PROMPT A:
In the records, substitute "marker" for every "data-point" in the lines starting with the one that contains "- gridlines: [374, 46, 1088, 525]" and running through the end of the records. Return only those lines, with nothing else changed.

DOCUMENT EXCERPT:
►

Noninterest income for the quarter ended September 30, 2008 was $284,000 compared to $3,350,000 for the same period in 2007. During the third quarter of 2008, the Company recognized impairment on its FNMA Preferred Stock of $3,284,000. The Company had purchased 100,000 shares of this security in June 2003 at par, $50.00 per share, and recognized an impairment charge in the fourth quarter of 2007 to its December 31, 2007 market value of $32.84. Due to the United States Treasury and the Federal Housing Finance Agency (FHFA) decision to place Fannie Mae and Freddie Mac under conservatorship on September 7, 2008, the Company concluded that these securities were further impaired and they were written down by $3,284,000 to zero at September 30, 2008. This impairment was the primary reason for the decrease in noninterest income for the quarter ended September 30, 2008. Other categories of noninterest income increased on a quarter over quarter basis. Service charges on deposits increased $59,000 to $1,850,000 for the third quarter of 2008 compared to $1,791,000 for the third quarter of 2007, while other fees and charges increased by $64,000 to $1,003,000 for the third quarter of 2008 compared to $939,000 for the same period in 2007. Noninterest income for the nine months ended September 30, 2008 decreased $2,402,000, or 24.9%, to $7,252,000 from $9,654,000 for the same period in 2007, primarily due to the impairment charge discussed above. Other categories of noninterest income increased on a year to date basis over the same period in the prior year. Service charges on deposits and other fees and charges increased $338,000 and $150,000, respectively, for the nine months ended September 30, 2008 compared to the same period in 2007. Other noninterest income (including gain on sale of OREO) for the three and nine month periods ended September 30, 2008 increased $95,000 and $394,000, respectively, compared to the same periods in 2007.

◄

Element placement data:

►

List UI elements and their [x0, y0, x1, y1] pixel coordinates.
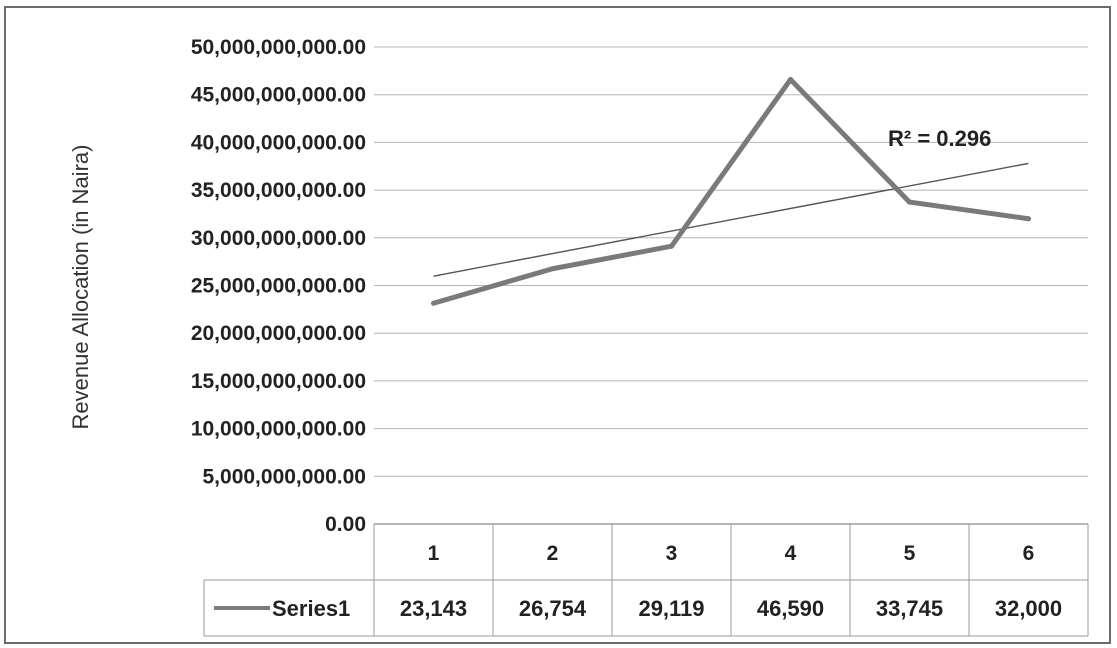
- gridlines: [374, 46, 1088, 525]
- data-label: 29,119: [638, 596, 704, 621]
- y-axis-label: Revenue Allocation (in Naira): [68, 145, 93, 430]
- y-tick-label: 15,000,000,000.00: [191, 370, 366, 393]
- y-tick-label: 0.00: [325, 513, 366, 536]
- x-tick-label: 3: [666, 542, 678, 565]
- y-tick-label: 45,000,000,000.00: [191, 84, 366, 107]
- data-point: [669, 243, 674, 249]
- trendline-path: [433, 162, 1029, 277]
- data-point: [907, 199, 912, 205]
- y-tick-labels: 0.00 5,000,000,000.00 10,000,000,000.00 15,…: [191, 36, 366, 536]
- data-label: 32,000: [995, 596, 1062, 621]
- x-tick-label: 1: [428, 542, 440, 565]
- data-point: [1026, 216, 1031, 222]
- data-table: 1 2 3 4 5 6 Series1 23,143 26,754 29,119 46,590 33,…: [203, 523, 1089, 637]
- y-tick-label: 35,000,000,000.00: [191, 179, 366, 202]
- data-label: 33,745: [876, 596, 943, 621]
- y-tick-label: 20,000,000,000.00: [191, 322, 366, 345]
- series-line: [431, 77, 1031, 306]
- series-line-path: [431, 77, 1031, 306]
- y-tick-label: 25,000,000,000.00: [191, 275, 366, 298]
- data-label: 23,143: [400, 596, 467, 621]
- x-tick-label: 5: [904, 542, 916, 565]
- data-point: [431, 300, 436, 306]
- r-squared-label: R² = 0.296: [888, 126, 991, 151]
- y-tick-label: 50,000,000,000.00: [191, 36, 366, 59]
- data-label: 46,590: [757, 596, 824, 621]
- data-point: [550, 266, 555, 272]
- data-point: [788, 77, 793, 83]
- x-tick-label: 6: [1023, 542, 1035, 565]
- y-tick-label: 5,000,000,000.00: [203, 465, 367, 488]
- chart-frame: [4, 6, 1111, 644]
- trendline: [433, 162, 1029, 277]
- x-tick-label: 2: [547, 542, 559, 565]
- y-tick-label: 40,000,000,000.00: [191, 131, 366, 154]
- data-label: 26,754: [519, 596, 587, 621]
- y-tick-label: 30,000,000,000.00: [191, 227, 366, 250]
- x-tick-label: 4: [785, 542, 797, 565]
- y-tick-label: 10,000,000,000.00: [191, 418, 366, 441]
- legend-series-name: Series1: [272, 596, 350, 621]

◄

PROMPT B:
According to the document excerpt, what was the per-share market value of the Company's FNMA Preferred Stock at December 31, 2007?

RESULT A:
- gridlines: [374, 46, 1088, 525]
- data-label: 29,119: [638, 596, 704, 621]
- y-axis-label: Revenue Allocation (in Naira): [68, 145, 93, 430]
- y-tick-label: 15,000,000,000.00: [191, 370, 366, 393]
- y-tick-label: 0.00: [325, 513, 366, 536]
- x-tick-label: 3: [666, 542, 678, 565]
- y-tick-label: 45,000,000,000.00: [191, 84, 366, 107]
- marker: [669, 243, 674, 249]
- trendline-path: [433, 162, 1029, 277]
- marker: [907, 199, 912, 205]
- y-tick-labels: 0.00 5,000,000,000.00 10,000,000,000.00 15,…: [191, 36, 366, 536]
- data-label: 32,000: [995, 596, 1062, 621]
- x-tick-label: 1: [428, 542, 440, 565]
- marker: [1026, 216, 1031, 222]
- data-table: 1 2 3 4 5 6 Series1 23,143 26,754 29,119 46,590 33,…: [203, 523, 1089, 637]
- y-tick-label: 35,000,000,000.00: [191, 179, 366, 202]
- data-label: 33,745: [876, 596, 943, 621]
- y-tick-label: 20,000,000,000.00: [191, 322, 366, 345]
- series-line: [431, 77, 1031, 306]
- series-line-path: [431, 77, 1031, 306]
- y-tick-label: 25,000,000,000.00: [191, 275, 366, 298]
- data-label: 23,143: [400, 596, 467, 621]
- x-tick-label: 5: [904, 542, 916, 565]
- marker: [431, 300, 436, 306]
- r-squared-label: R² = 0.296: [888, 126, 991, 151]
- y-tick-label: 50,000,000,000.00: [191, 36, 366, 59]
- data-label: 46,590: [757, 596, 824, 621]
- marker: [550, 266, 555, 272]
- marker: [788, 77, 793, 83]
- x-tick-label: 6: [1023, 542, 1035, 565]
- y-tick-label: 5,000,000,000.00: [203, 465, 367, 488]
- chart-frame: [4, 6, 1111, 644]
- trendline: [433, 162, 1029, 277]
- x-tick-label: 2: [547, 542, 559, 565]
- y-tick-label: 40,000,000,000.00: [191, 131, 366, 154]
- data-label: 26,754: [519, 596, 587, 621]
- y-tick-label: 30,000,000,000.00: [191, 227, 366, 250]
- x-tick-label: 4: [785, 542, 797, 565]
- y-tick-label: 10,000,000,000.00: [191, 418, 366, 441]
- legend-series-name: Series1: [272, 596, 350, 621]

RESULT B:
$32.84 per share.